**Dataset**
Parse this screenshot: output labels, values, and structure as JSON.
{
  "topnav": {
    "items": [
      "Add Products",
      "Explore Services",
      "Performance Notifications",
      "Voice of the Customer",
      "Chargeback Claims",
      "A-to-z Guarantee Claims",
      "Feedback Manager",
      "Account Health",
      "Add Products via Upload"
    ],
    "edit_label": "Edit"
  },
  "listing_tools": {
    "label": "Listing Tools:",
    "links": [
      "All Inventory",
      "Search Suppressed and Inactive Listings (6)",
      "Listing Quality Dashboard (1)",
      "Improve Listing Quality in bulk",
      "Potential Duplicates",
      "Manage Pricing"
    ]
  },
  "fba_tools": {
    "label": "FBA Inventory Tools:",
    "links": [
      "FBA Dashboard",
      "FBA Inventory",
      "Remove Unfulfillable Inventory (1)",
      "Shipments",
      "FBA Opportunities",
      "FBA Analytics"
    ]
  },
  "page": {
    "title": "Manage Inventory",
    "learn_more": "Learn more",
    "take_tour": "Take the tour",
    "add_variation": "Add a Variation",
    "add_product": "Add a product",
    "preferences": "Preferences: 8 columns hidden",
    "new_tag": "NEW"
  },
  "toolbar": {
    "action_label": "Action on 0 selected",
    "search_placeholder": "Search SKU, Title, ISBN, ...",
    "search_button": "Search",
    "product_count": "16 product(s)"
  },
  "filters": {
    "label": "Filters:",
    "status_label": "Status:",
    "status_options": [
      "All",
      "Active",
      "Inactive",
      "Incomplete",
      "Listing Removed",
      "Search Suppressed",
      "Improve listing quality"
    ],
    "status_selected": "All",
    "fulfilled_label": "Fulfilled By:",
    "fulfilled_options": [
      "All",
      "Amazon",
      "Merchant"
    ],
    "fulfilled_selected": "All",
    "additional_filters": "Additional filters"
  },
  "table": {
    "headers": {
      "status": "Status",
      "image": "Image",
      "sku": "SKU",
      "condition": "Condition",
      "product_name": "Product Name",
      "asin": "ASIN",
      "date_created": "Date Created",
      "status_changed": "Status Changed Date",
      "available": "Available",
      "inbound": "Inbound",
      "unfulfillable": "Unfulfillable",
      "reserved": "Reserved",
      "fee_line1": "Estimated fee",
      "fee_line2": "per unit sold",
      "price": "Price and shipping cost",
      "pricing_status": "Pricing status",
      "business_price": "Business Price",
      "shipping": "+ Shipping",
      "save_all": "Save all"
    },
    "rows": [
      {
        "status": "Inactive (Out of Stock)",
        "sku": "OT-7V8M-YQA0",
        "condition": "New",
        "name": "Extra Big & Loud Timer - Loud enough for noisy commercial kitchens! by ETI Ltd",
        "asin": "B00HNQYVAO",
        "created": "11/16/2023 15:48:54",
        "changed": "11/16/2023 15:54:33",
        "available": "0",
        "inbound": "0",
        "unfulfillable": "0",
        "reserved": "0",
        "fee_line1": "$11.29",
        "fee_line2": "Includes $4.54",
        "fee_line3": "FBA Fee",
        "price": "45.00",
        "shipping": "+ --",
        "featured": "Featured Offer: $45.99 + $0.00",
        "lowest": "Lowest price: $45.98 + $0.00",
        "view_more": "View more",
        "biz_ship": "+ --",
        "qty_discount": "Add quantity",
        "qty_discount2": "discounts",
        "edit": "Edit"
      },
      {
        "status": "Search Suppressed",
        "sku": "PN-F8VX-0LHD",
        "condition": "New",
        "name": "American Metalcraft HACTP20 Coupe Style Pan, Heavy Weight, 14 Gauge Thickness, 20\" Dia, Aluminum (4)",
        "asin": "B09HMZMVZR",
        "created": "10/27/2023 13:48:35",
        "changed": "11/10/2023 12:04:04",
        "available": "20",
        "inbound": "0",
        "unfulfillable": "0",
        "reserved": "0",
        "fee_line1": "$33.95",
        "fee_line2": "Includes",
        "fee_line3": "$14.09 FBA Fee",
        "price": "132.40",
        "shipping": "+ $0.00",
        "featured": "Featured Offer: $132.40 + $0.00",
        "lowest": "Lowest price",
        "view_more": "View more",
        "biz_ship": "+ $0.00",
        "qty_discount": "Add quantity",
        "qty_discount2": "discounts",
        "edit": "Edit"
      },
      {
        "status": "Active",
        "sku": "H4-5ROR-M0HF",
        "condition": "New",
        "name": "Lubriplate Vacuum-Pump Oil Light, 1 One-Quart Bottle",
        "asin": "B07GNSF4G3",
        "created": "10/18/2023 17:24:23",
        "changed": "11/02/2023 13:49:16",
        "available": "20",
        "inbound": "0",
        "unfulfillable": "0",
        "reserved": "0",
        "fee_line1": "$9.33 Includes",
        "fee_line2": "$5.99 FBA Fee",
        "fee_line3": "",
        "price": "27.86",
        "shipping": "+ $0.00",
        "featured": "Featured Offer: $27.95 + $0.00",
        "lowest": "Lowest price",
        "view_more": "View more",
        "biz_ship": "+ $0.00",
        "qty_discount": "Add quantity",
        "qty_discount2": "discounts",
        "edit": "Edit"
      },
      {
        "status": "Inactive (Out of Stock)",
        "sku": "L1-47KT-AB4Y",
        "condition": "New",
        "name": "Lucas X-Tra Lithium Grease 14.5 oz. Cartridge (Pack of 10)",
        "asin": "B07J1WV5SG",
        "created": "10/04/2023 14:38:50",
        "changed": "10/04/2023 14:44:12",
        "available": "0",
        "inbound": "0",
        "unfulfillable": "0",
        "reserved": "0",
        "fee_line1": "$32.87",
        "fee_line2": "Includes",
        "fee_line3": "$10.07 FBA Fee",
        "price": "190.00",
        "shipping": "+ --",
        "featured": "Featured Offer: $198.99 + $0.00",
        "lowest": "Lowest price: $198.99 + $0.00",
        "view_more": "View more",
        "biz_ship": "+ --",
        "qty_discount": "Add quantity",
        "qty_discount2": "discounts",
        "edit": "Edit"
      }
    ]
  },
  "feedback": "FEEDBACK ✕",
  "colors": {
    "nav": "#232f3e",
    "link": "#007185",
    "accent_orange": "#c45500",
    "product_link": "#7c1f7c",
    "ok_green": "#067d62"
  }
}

---

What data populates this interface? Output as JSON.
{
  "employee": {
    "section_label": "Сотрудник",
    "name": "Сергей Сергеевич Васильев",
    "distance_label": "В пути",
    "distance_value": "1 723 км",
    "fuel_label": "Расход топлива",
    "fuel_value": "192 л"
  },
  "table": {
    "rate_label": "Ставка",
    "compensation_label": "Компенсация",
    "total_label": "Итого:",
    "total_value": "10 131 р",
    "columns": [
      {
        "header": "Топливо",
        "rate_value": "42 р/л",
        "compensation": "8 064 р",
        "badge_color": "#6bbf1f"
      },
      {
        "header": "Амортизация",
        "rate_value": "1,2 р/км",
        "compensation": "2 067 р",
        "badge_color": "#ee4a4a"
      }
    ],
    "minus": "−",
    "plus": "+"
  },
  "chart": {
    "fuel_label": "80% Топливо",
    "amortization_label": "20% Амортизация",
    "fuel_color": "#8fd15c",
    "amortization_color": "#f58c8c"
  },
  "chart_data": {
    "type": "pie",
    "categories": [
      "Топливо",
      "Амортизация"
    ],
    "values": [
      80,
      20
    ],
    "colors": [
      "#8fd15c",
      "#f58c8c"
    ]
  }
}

**Directive**
Copy every line in the listing above where the string "JSON" turns up.

**Response below**
Parse this screenshot: output labels, values, and structure as JSON.
What data populates this interface? Output as JSON.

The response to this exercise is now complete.